━━━━━ Data rows ━━━━━

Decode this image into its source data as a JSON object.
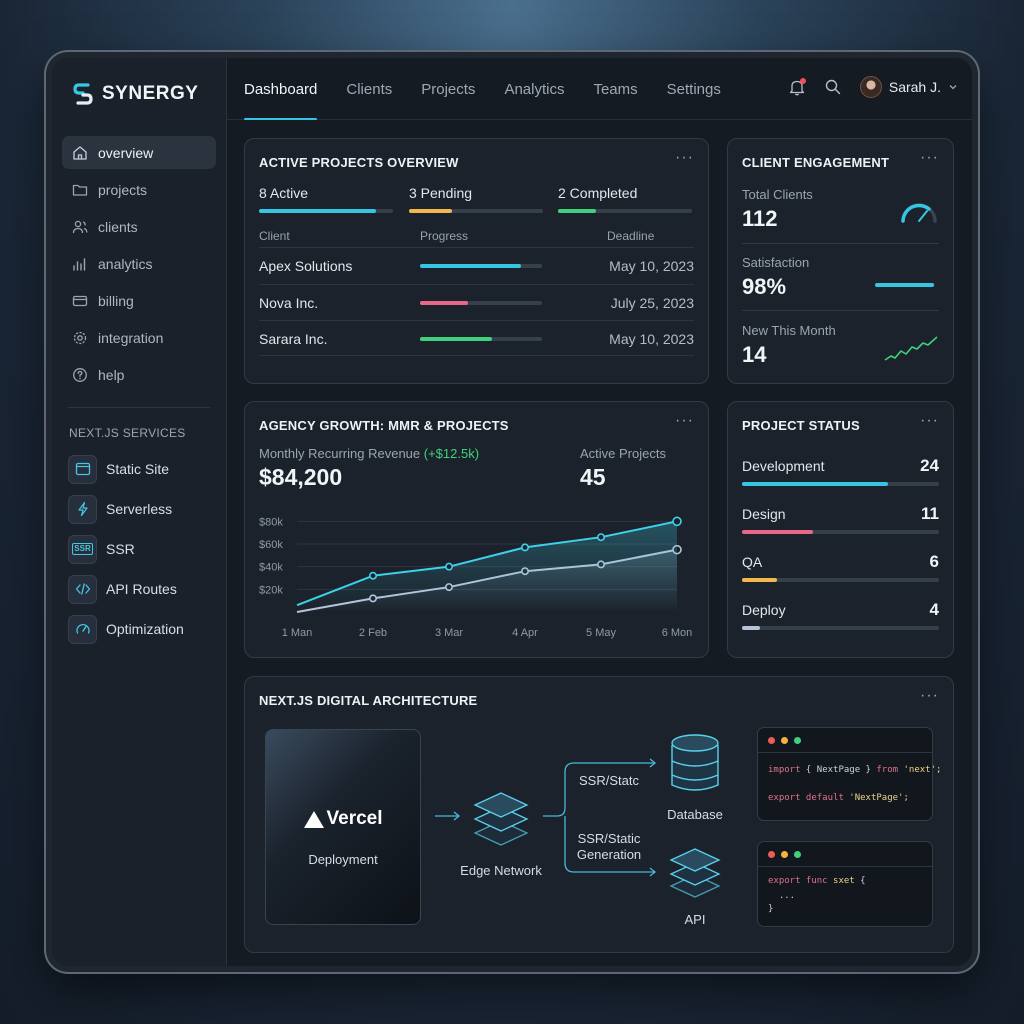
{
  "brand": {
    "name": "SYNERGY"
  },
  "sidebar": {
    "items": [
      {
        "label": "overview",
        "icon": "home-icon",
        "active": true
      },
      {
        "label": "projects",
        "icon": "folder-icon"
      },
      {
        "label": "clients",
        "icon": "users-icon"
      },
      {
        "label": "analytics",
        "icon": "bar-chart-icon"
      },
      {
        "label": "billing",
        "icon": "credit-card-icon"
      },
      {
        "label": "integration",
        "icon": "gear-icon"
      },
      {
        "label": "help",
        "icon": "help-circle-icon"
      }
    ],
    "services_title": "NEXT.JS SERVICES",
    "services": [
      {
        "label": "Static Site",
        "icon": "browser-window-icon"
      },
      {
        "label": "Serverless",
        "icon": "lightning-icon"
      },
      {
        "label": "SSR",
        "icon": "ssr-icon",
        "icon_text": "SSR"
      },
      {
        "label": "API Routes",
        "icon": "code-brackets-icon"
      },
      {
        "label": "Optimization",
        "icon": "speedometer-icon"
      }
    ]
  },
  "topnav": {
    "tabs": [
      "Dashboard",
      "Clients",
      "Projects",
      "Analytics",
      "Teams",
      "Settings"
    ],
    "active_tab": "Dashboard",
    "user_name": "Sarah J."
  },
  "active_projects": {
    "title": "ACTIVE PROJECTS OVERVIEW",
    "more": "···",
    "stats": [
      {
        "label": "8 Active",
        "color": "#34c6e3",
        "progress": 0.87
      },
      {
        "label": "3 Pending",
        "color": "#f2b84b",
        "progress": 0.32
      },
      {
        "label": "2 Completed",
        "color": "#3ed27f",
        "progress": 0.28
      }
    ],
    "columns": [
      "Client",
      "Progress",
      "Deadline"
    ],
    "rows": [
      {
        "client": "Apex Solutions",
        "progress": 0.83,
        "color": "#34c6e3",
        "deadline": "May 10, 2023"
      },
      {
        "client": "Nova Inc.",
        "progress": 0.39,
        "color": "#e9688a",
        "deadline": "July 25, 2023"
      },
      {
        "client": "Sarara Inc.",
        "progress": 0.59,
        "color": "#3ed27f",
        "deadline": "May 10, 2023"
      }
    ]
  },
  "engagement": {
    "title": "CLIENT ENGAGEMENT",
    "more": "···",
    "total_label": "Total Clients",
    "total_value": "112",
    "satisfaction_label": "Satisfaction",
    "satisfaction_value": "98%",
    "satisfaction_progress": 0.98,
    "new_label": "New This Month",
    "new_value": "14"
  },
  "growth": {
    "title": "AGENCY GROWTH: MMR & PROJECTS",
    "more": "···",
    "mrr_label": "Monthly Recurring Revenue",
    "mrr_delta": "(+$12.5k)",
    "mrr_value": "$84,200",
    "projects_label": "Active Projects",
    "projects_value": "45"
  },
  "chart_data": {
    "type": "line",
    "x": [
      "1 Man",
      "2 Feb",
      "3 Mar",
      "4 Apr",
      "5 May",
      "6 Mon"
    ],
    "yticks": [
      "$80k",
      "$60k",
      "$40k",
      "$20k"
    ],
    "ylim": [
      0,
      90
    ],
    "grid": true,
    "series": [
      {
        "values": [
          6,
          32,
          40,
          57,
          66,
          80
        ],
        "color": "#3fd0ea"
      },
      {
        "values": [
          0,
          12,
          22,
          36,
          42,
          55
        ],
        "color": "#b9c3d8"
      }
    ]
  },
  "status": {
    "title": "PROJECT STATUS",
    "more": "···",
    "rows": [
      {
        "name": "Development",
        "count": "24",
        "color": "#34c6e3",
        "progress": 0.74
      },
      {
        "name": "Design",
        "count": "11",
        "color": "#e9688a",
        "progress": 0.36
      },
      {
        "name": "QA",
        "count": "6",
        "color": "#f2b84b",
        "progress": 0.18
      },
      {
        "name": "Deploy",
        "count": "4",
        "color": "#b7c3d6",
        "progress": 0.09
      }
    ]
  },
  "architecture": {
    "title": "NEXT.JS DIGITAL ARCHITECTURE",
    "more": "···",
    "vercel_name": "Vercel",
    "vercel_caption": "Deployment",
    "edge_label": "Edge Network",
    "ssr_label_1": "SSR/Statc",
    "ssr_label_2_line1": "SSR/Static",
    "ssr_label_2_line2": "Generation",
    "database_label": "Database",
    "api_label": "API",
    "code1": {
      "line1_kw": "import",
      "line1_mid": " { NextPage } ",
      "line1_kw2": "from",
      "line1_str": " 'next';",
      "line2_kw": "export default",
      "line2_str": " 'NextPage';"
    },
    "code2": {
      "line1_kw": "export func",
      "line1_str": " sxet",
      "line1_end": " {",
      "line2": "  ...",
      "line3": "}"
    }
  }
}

━━━━━

Which lines hold the word "export"? Copy each of them from the records.

* Full response *
      "line2_kw": "export default",
      "line1_kw": "export func",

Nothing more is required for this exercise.